WHAT IS REQUIRED >> Take the entries below and reproduce them word for word.

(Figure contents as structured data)

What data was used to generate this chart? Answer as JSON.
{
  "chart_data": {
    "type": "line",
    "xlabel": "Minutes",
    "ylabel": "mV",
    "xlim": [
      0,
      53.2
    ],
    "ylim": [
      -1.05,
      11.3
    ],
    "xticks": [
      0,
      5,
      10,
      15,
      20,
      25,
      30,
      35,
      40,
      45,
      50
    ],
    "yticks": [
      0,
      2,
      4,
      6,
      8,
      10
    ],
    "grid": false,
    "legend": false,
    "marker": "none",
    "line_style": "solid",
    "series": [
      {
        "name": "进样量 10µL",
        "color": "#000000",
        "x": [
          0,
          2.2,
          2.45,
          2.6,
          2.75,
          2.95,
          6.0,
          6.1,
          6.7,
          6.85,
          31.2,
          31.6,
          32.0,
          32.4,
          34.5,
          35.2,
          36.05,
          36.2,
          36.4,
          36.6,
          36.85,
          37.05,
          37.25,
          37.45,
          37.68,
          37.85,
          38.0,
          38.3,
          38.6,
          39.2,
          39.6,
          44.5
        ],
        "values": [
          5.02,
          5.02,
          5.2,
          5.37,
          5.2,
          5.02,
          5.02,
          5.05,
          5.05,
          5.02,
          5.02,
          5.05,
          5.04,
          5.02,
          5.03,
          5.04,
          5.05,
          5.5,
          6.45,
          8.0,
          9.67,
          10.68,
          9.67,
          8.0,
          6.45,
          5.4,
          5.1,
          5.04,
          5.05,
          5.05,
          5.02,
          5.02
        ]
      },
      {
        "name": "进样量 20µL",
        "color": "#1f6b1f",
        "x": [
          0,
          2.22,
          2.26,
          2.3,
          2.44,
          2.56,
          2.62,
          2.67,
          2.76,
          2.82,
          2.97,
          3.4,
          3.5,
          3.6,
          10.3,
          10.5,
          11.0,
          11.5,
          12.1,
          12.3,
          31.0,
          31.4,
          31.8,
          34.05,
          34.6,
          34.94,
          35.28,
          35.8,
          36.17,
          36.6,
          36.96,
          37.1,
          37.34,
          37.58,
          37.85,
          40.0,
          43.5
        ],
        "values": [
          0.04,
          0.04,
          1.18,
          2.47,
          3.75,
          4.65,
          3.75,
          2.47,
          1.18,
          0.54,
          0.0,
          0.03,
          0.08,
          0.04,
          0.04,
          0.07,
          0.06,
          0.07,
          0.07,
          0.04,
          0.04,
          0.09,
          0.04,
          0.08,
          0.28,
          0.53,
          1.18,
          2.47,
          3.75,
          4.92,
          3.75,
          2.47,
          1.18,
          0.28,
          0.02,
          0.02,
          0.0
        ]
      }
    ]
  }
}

SOLUTION TO THIS PROBLEM >>
What data was used to generate this chart? Answer as JSON.
{
  "chart_data": {
    "type": "line",
    "xlabel": "Minutes",
    "ylabel": "mV",
    "xlim": [
      0,
      53.2
    ],
    "ylim": [
      -1.05,
      11.3
    ],
    "xticks": [
      0,
      5,
      10,
      15,
      20,
      25,
      30,
      35,
      40,
      45,
      50
    ],
    "yticks": [
      0,
      2,
      4,
      6,
      8,
      10
    ],
    "grid": false,
    "legend": false,
    "marker": "none",
    "line_style": "solid",
    "series": [
      {
        "name": "进样量 10µL",
        "color": "#000000",
        "x": [
          0,
          2.2,
          2.45,
          2.6,
          2.75,
          2.95,
          6.0,
          6.1,
          6.7,
          6.85,
          31.2,
          31.6,
          32.0,
          32.4,
          34.5,
          35.2,
          36.05,
          36.2,
          36.4,
          36.6,
          36.85,
          37.05,
          37.25,
          37.45,
          37.68,
          37.85,
          38.0,
          38.3,
          38.6,
          39.2,
          39.6,
          44.5
        ],
        "values": [
          5.02,
          5.02,
          5.2,
          5.37,
          5.2,
          5.02,
          5.02,
          5.05,
          5.05,
          5.02,
          5.02,
          5.05,
          5.04,
          5.02,
          5.03,
          5.04,
          5.05,
          5.5,
          6.45,
          8.0,
          9.67,
          10.68,
          9.67,
          8.0,
          6.45,
          5.4,
          5.1,
          5.04,
          5.05,
          5.05,
          5.02,
          5.02
        ]
      },
      {
        "name": "进样量 20µL",
        "color": "#1f6b1f",
        "x": [
          0,
          2.22,
          2.26,
          2.3,
          2.44,
          2.56,
          2.62,
          2.67,
          2.76,
          2.82,
          2.97,
          3.4,
          3.5,
          3.6,
          10.3,
          10.5,
          11.0,
          11.5,
          12.1,
          12.3,
          31.0,
          31.4,
          31.8,
          34.05,
          34.6,
          34.94,
          35.28,
          35.8,
          36.17,
          36.6,
          36.96,
          37.1,
          37.34,
          37.58,
          37.85,
          40.0,
          43.5
        ],
        "values": [
          0.04,
          0.04,
          1.18,
          2.47,
          3.75,
          4.65,
          3.75,
          2.47,
          1.18,
          0.54,
          0.0,
          0.03,
          0.08,
          0.04,
          0.04,
          0.07,
          0.06,
          0.07,
          0.07,
          0.04,
          0.04,
          0.09,
          0.04,
          0.08,
          0.28,
          0.53,
          1.18,
          2.47,
          3.75,
          4.92,
          3.75,
          2.47,
          1.18,
          0.28,
          0.02,
          0.02,
          0.0
        ]
      }
    ]
  }
}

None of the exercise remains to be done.